→ **Challenge**
Among the lines below, count those containing the word "обязательных". Give the number only.

→ **Extracted material**
====
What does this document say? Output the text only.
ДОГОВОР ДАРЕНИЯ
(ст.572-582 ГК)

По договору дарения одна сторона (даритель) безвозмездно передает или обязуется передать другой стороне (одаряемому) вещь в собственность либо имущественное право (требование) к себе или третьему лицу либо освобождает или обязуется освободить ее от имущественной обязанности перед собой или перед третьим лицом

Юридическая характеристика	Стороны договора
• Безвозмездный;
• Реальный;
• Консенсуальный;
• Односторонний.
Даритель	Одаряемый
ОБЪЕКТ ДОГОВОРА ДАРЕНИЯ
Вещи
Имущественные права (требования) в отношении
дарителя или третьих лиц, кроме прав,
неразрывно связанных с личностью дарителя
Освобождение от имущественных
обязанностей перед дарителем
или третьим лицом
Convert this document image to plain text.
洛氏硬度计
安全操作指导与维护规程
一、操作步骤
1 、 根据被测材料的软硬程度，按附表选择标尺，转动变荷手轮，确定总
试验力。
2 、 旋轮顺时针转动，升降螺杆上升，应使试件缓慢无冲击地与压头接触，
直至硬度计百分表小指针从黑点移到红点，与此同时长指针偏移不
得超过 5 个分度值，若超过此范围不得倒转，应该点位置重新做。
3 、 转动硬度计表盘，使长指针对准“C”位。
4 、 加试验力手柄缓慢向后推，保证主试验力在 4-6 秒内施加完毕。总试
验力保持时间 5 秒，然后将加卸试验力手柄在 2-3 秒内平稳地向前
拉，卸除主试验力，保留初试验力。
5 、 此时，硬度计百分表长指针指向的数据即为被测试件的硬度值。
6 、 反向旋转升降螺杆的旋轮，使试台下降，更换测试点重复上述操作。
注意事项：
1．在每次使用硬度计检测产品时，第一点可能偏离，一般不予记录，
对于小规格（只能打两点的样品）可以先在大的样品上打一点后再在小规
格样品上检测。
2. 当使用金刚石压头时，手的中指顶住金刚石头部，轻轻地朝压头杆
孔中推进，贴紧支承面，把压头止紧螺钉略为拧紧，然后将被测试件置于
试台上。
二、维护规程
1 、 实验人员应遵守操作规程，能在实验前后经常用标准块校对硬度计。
====
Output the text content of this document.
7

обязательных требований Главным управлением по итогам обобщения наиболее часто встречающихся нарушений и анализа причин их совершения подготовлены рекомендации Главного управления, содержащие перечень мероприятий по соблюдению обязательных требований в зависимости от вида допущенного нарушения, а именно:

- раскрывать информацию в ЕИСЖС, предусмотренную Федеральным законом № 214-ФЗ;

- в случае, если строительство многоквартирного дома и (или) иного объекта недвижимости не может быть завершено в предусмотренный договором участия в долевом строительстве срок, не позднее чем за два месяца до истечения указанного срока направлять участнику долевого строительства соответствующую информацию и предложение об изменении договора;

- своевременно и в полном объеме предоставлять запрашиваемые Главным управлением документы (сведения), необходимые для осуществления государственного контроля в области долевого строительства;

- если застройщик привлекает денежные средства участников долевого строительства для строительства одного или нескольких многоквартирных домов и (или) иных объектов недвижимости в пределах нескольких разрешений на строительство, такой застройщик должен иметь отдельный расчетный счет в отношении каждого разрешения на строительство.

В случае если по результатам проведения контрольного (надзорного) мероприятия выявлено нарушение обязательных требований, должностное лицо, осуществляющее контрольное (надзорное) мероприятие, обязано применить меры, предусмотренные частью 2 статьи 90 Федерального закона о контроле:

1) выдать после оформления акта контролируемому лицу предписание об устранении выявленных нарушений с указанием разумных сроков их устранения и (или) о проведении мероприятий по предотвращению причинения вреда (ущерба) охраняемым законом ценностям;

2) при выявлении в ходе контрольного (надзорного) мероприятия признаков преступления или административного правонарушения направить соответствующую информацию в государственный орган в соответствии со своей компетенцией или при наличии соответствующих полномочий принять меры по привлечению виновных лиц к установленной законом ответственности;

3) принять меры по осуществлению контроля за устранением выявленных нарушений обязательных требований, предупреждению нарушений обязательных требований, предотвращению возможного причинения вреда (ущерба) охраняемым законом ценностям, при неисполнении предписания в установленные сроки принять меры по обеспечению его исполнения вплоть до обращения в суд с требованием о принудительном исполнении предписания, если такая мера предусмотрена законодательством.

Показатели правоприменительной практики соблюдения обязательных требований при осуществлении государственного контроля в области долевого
====
→ **Exercise solution**
4